### [WHAT THE TASK ASKS]
Quote every line of the material beneath this one.

(Records contained in a dataset)

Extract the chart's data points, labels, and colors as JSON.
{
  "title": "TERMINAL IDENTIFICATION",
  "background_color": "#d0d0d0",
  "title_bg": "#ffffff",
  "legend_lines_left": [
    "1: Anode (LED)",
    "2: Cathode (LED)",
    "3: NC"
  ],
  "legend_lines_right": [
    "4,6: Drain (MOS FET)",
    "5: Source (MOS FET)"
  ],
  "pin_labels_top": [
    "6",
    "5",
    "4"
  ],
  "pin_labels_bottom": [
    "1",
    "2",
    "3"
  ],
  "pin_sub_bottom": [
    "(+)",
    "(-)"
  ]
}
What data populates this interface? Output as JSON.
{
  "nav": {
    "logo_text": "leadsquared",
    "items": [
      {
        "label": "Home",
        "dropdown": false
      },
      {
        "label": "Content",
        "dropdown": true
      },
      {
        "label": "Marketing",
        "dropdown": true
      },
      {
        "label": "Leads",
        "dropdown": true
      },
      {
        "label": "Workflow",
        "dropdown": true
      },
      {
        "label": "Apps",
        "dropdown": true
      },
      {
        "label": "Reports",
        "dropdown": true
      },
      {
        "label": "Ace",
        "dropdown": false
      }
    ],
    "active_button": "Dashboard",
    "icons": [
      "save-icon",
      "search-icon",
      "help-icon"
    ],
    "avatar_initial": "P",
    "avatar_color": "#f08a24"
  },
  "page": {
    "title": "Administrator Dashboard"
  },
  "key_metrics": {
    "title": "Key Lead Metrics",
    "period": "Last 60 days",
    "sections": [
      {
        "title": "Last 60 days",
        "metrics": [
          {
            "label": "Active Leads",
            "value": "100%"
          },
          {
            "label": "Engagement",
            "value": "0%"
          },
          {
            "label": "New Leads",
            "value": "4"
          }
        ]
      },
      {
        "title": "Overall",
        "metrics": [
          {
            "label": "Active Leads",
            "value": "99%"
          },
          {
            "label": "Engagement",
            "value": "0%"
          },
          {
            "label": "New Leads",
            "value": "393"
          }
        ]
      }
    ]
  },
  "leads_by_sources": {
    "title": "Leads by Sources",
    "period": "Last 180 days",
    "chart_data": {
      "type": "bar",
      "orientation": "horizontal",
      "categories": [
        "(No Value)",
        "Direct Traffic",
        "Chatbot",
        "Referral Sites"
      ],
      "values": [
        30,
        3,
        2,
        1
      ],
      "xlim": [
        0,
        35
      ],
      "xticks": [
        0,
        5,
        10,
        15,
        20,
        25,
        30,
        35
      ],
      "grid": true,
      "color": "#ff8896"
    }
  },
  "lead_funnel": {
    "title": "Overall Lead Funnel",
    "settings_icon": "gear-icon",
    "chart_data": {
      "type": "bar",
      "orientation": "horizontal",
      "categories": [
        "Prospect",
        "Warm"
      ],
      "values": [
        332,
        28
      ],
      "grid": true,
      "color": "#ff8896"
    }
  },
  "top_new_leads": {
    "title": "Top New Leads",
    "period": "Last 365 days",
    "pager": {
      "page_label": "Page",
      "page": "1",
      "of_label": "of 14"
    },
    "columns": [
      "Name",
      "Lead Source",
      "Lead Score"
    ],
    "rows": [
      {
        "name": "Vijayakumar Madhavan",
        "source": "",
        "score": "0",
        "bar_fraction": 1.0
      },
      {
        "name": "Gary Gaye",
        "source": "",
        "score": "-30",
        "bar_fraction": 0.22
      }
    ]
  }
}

### [EXERCISE RESULT]
Extract the chart's data points, labels, and colors as JSON.
{
  "title": "TERMINAL IDENTIFICATION",
  "background_color": "#d0d0d0",
  "title_bg": "#ffffff",
  "legend_lines_left": [
    "1: Anode (LED)",
    "2: Cathode (LED)",
    "3: NC"
  ],
  "legend_lines_right": [
    "4,6: Drain (MOS FET)",
    "5: Source (MOS FET)"
  ],
  "pin_labels_top": [
    "6",
    "5",
    "4"
  ],
  "pin_labels_bottom": [
    "1",
    "2",
    "3"
  ],
  "pin_sub_bottom": [
    "(+)",
    "(-)"
  ]
}
What data populates this interface? Output as JSON.
{
  "nav": {
    "logo_text": "leadsquared",
    "items": [
      {
        "label": "Home",
        "dropdown": false
      },
      {
        "label": "Content",
        "dropdown": true
      },
      {
        "label": "Marketing",
        "dropdown": true
      },
      {
        "label": "Leads",
        "dropdown": true
      },
      {
        "label": "Workflow",
        "dropdown": true
      },
      {
        "label": "Apps",
        "dropdown": true
      },
      {
        "label": "Reports",
        "dropdown": true
      },
      {
        "label": "Ace",
        "dropdown": false
      }
    ],
    "active_button": "Dashboard",
    "icons": [
      "save-icon",
      "search-icon",
      "help-icon"
    ],
    "avatar_initial": "P",
    "avatar_color": "#f08a24"
  },
  "page": {
    "title": "Administrator Dashboard"
  },
  "key_metrics": {
    "title": "Key Lead Metrics",
    "period": "Last 60 days",
    "sections": [
      {
        "title": "Last 60 days",
        "metrics": [
          {
            "label": "Active Leads",
            "value": "100%"
          },
          {
            "label": "Engagement",
            "value": "0%"
          },
          {
            "label": "New Leads",
            "value": "4"
          }
        ]
      },
      {
        "title": "Overall",
        "metrics": [
          {
            "label": "Active Leads",
            "value": "99%"
          },
          {
            "label": "Engagement",
            "value": "0%"
          },
          {
            "label": "New Leads",
            "value": "393"
          }
        ]
      }
    ]
  },
  "leads_by_sources": {
    "title": "Leads by Sources",
    "period": "Last 180 days",
    "chart_data": {
      "type": "bar",
      "orientation": "horizontal",
      "categories": [
        "(No Value)",
        "Direct Traffic",
        "Chatbot",
        "Referral Sites"
      ],
      "values": [
        30,
        3,
        2,
        1
      ],
      "xlim": [
        0,
        35
      ],
      "xticks": [
        0,
        5,
        10,
        15,
        20,
        25,
        30,
        35
      ],
      "grid": true,
      "color": "#ff8896"
    }
  },
  "lead_funnel": {
    "title": "Overall Lead Funnel",
    "settings_icon": "gear-icon",
    "chart_data": {
      "type": "bar",
      "orientation": "horizontal",
      "categories": [
        "Prospect",
        "Warm"
      ],
      "values": [
        332,
        28
      ],
      "grid": true,
      "color": "#ff8896"
    }
  },
  "top_new_leads": {
    "title": "Top New Leads",
    "period": "Last 365 days",
    "pager": {
      "page_label": "Page",
      "page": "1",
      "of_label": "of 14"
    },
    "columns": [
      "Name",
      "Lead Source",
      "Lead Score"
    ],
    "rows": [
      {
        "name": "Vijayakumar Madhavan",
        "source": "",
        "score": "0",
        "bar_fraction": 1.0
      },
      {
        "name": "Gary Gaye",
        "source": "",
        "score": "-30",
        "bar_fraction": 0.22
      }
    ]
  }
}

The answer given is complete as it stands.